Excerpts from a figure dataset:
• • • • • • •
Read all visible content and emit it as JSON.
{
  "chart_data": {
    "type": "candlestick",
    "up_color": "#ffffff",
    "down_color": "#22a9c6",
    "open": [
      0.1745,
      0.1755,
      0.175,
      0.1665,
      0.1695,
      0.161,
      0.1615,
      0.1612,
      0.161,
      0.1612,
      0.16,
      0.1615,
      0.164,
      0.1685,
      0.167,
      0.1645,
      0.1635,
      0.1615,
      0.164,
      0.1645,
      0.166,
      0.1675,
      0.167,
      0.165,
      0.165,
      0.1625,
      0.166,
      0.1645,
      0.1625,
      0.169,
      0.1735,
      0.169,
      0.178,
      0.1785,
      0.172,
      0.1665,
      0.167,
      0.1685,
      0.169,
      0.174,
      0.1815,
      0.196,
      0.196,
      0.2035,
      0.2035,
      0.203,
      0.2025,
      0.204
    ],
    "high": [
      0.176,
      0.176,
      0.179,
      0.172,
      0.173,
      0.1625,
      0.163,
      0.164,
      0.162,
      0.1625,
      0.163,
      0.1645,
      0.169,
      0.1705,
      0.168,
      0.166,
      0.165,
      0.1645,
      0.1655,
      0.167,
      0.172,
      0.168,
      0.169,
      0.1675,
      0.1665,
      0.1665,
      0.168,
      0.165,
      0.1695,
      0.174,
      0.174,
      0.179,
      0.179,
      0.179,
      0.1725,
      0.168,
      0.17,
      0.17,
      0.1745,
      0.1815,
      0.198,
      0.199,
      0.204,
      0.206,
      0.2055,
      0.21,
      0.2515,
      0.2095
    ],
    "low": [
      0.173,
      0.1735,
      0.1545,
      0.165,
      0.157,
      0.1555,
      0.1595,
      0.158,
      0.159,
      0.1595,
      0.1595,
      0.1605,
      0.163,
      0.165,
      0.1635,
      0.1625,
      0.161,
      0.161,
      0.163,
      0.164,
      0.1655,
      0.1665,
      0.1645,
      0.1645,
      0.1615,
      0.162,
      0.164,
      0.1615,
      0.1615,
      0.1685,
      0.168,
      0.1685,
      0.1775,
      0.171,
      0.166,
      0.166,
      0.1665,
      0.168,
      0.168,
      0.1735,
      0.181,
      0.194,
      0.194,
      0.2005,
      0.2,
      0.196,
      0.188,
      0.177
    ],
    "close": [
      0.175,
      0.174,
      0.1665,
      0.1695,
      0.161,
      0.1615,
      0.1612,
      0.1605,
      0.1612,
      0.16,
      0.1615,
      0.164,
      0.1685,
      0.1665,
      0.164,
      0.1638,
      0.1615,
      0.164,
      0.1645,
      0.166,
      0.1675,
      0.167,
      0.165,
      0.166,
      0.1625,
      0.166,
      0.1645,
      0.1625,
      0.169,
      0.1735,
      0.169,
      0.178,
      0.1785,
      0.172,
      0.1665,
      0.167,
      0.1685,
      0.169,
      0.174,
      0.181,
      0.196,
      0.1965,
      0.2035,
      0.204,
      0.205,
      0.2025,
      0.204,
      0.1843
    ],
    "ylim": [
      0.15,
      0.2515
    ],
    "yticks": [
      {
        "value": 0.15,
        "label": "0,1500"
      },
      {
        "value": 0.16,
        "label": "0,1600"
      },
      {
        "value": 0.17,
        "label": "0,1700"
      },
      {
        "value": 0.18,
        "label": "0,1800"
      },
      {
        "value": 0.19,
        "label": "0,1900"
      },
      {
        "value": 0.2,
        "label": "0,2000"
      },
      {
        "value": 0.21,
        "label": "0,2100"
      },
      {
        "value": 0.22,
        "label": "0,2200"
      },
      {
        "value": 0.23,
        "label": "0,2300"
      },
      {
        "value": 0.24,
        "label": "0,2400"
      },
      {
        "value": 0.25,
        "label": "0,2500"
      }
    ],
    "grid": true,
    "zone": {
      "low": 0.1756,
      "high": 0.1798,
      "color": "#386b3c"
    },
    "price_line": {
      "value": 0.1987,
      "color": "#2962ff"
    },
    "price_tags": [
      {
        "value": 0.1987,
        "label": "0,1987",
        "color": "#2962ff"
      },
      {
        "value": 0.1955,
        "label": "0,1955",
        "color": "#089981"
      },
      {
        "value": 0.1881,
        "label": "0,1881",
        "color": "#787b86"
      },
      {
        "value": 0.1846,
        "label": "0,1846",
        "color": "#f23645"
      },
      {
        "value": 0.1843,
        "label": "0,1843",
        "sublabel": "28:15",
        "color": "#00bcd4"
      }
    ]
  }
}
• • • • • • •
-- EXERCISE DIRECTIONS --
Output the records above in their entirety, exactly.

-- SOLUTION BELOW --
Read all visible content and emit it as JSON.
{
  "chart_data": {
    "type": "candlestick",
    "up_color": "#ffffff",
    "down_color": "#22a9c6",
    "open": [
      0.1745,
      0.1755,
      0.175,
      0.1665,
      0.1695,
      0.161,
      0.1615,
      0.1612,
      0.161,
      0.1612,
      0.16,
      0.1615,
      0.164,
      0.1685,
      0.167,
      0.1645,
      0.1635,
      0.1615,
      0.164,
      0.1645,
      0.166,
      0.1675,
      0.167,
      0.165,
      0.165,
      0.1625,
      0.166,
      0.1645,
      0.1625,
      0.169,
      0.1735,
      0.169,
      0.178,
      0.1785,
      0.172,
      0.1665,
      0.167,
      0.1685,
      0.169,
      0.174,
      0.1815,
      0.196,
      0.196,
      0.2035,
      0.2035,
      0.203,
      0.2025,
      0.204
    ],
    "high": [
      0.176,
      0.176,
      0.179,
      0.172,
      0.173,
      0.1625,
      0.163,
      0.164,
      0.162,
      0.1625,
      0.163,
      0.1645,
      0.169,
      0.1705,
      0.168,
      0.166,
      0.165,
      0.1645,
      0.1655,
      0.167,
      0.172,
      0.168,
      0.169,
      0.1675,
      0.1665,
      0.1665,
      0.168,
      0.165,
      0.1695,
      0.174,
      0.174,
      0.179,
      0.179,
      0.179,
      0.1725,
      0.168,
      0.17,
      0.17,
      0.1745,
      0.1815,
      0.198,
      0.199,
      0.204,
      0.206,
      0.2055,
      0.21,
      0.2515,
      0.2095
    ],
    "low": [
      0.173,
      0.1735,
      0.1545,
      0.165,
      0.157,
      0.1555,
      0.1595,
      0.158,
      0.159,
      0.1595,
      0.1595,
      0.1605,
      0.163,
      0.165,
      0.1635,
      0.1625,
      0.161,
      0.161,
      0.163,
      0.164,
      0.1655,
      0.1665,
      0.1645,
      0.1645,
      0.1615,
      0.162,
      0.164,
      0.1615,
      0.1615,
      0.1685,
      0.168,
      0.1685,
      0.1775,
      0.171,
      0.166,
      0.166,
      0.1665,
      0.168,
      0.168,
      0.1735,
      0.181,
      0.194,
      0.194,
      0.2005,
      0.2,
      0.196,
      0.188,
      0.177
    ],
    "close": [
      0.175,
      0.174,
      0.1665,
      0.1695,
      0.161,
      0.1615,
      0.1612,
      0.1605,
      0.1612,
      0.16,
      0.1615,
      0.164,
      0.1685,
      0.1665,
      0.164,
      0.1638,
      0.1615,
      0.164,
      0.1645,
      0.166,
      0.1675,
      0.167,
      0.165,
      0.166,
      0.1625,
      0.166,
      0.1645,
      0.1625,
      0.169,
      0.1735,
      0.169,
      0.178,
      0.1785,
      0.172,
      0.1665,
      0.167,
      0.1685,
      0.169,
      0.174,
      0.181,
      0.196,
      0.1965,
      0.2035,
      0.204,
      0.205,
      0.2025,
      0.204,
      0.1843
    ],
    "ylim": [
      0.15,
      0.2515
    ],
    "yticks": [
      {
        "value": 0.15,
        "label": "0,1500"
      },
      {
        "value": 0.16,
        "label": "0,1600"
      },
      {
        "value": 0.17,
        "label": "0,1700"
      },
      {
        "value": 0.18,
        "label": "0,1800"
      },
      {
        "value": 0.19,
        "label": "0,1900"
      },
      {
        "value": 0.2,
        "label": "0,2000"
      },
      {
        "value": 0.21,
        "label": "0,2100"
      },
      {
        "value": 0.22,
        "label": "0,2200"
      },
      {
        "value": 0.23,
        "label": "0,2300"
      },
      {
        "value": 0.24,
        "label": "0,2400"
      },
      {
        "value": 0.25,
        "label": "0,2500"
      }
    ],
    "grid": true,
    "zone": {
      "low": 0.1756,
      "high": 0.1798,
      "color": "#386b3c"
    },
    "price_line": {
      "value": 0.1987,
      "color": "#2962ff"
    },
    "price_tags": [
      {
        "value": 0.1987,
        "label": "0,1987",
        "color": "#2962ff"
      },
      {
        "value": 0.1955,
        "label": "0,1955",
        "color": "#089981"
      },
      {
        "value": 0.1881,
        "label": "0,1881",
        "color": "#787b86"
      },
      {
        "value": 0.1846,
        "label": "0,1846",
        "color": "#f23645"
      },
      {
        "value": 0.1843,
        "label": "0,1843",
        "sublabel": "28:15",
        "color": "#00bcd4"
      }
    ]
  }
}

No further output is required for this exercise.